**Exercise:**
Reproduce every line of the data below word for word, omitting the pictures.

**Information shown:**
'''

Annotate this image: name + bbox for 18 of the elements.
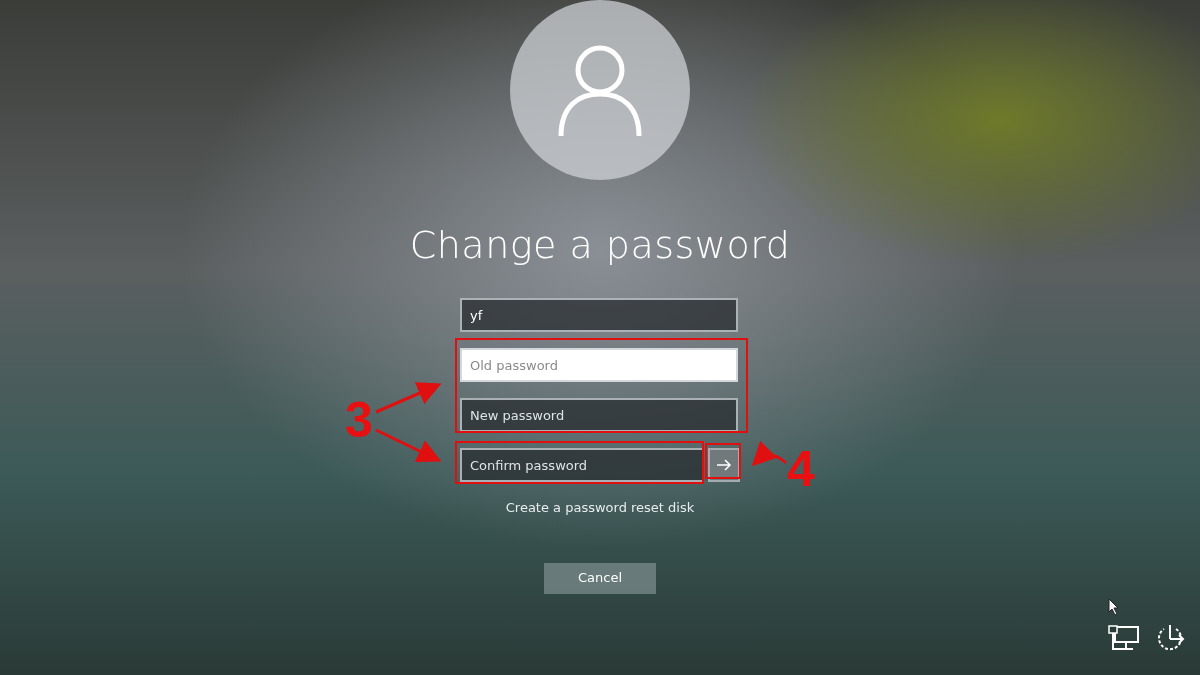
annotation-number: 4	[787, 444, 815, 494]
power-icon[interactable]	[1156, 623, 1186, 651]
text-field[interactable]: yf	[460, 298, 738, 332]
annotation-number: 3	[345, 395, 373, 445]
right-arrow-icon	[716, 458, 732, 472]
mouse-pointer-icon	[1108, 598, 1120, 616]
page-title: Change a password	[409, 226, 791, 264]
text-field[interactable]: Confirm password	[460, 448, 704, 482]
text-field[interactable]: Old password	[460, 348, 738, 382]
annotation-arrow	[375, 428, 442, 462]
text-field[interactable]: New password	[460, 398, 738, 432]
cancel-button[interactable]: Cancel	[544, 562, 656, 594]
network-icon[interactable]	[1108, 625, 1140, 651]
reset-disk-link[interactable]: Create a password reset disk	[505, 498, 695, 518]
submit-button[interactable]	[708, 448, 740, 482]
annotation-arrow	[375, 382, 442, 414]
person-silhouette-icon	[557, 44, 643, 136]
annotation-arrow	[751, 441, 787, 467]
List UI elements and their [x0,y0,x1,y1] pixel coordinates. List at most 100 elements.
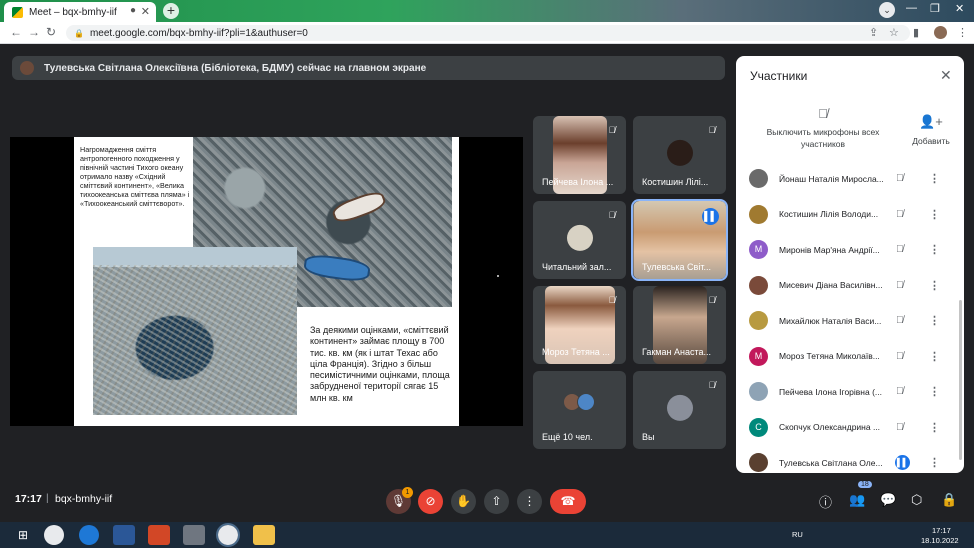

'''

**Reply:**
Annotate this image: name + bbox for 18 of the elements.
annotation-number: 4	[787, 444, 815, 494]
power-icon[interactable]	[1156, 623, 1186, 651]
text-field[interactable]: yf	[460, 298, 738, 332]
annotation-number: 3	[345, 395, 373, 445]
right-arrow-icon	[716, 458, 732, 472]
mouse-pointer-icon	[1108, 598, 1120, 616]
page-title: Change a password	[409, 226, 791, 264]
text-field[interactable]: Confirm password	[460, 448, 704, 482]
text-field[interactable]: Old password	[460, 348, 738, 382]
annotation-arrow	[375, 428, 442, 462]
text-field[interactable]: New password	[460, 398, 738, 432]
cancel-button[interactable]: Cancel	[544, 562, 656, 594]
network-icon[interactable]	[1108, 625, 1140, 651]
reset-disk-link[interactable]: Create a password reset disk	[505, 498, 695, 518]
submit-button[interactable]	[708, 448, 740, 482]
annotation-arrow	[375, 382, 442, 414]
person-silhouette-icon	[557, 44, 643, 136]
annotation-arrow	[751, 441, 787, 467]
List UI elements and their [x0,y0,x1,y1] pixel coordinates. List at most 100 elements.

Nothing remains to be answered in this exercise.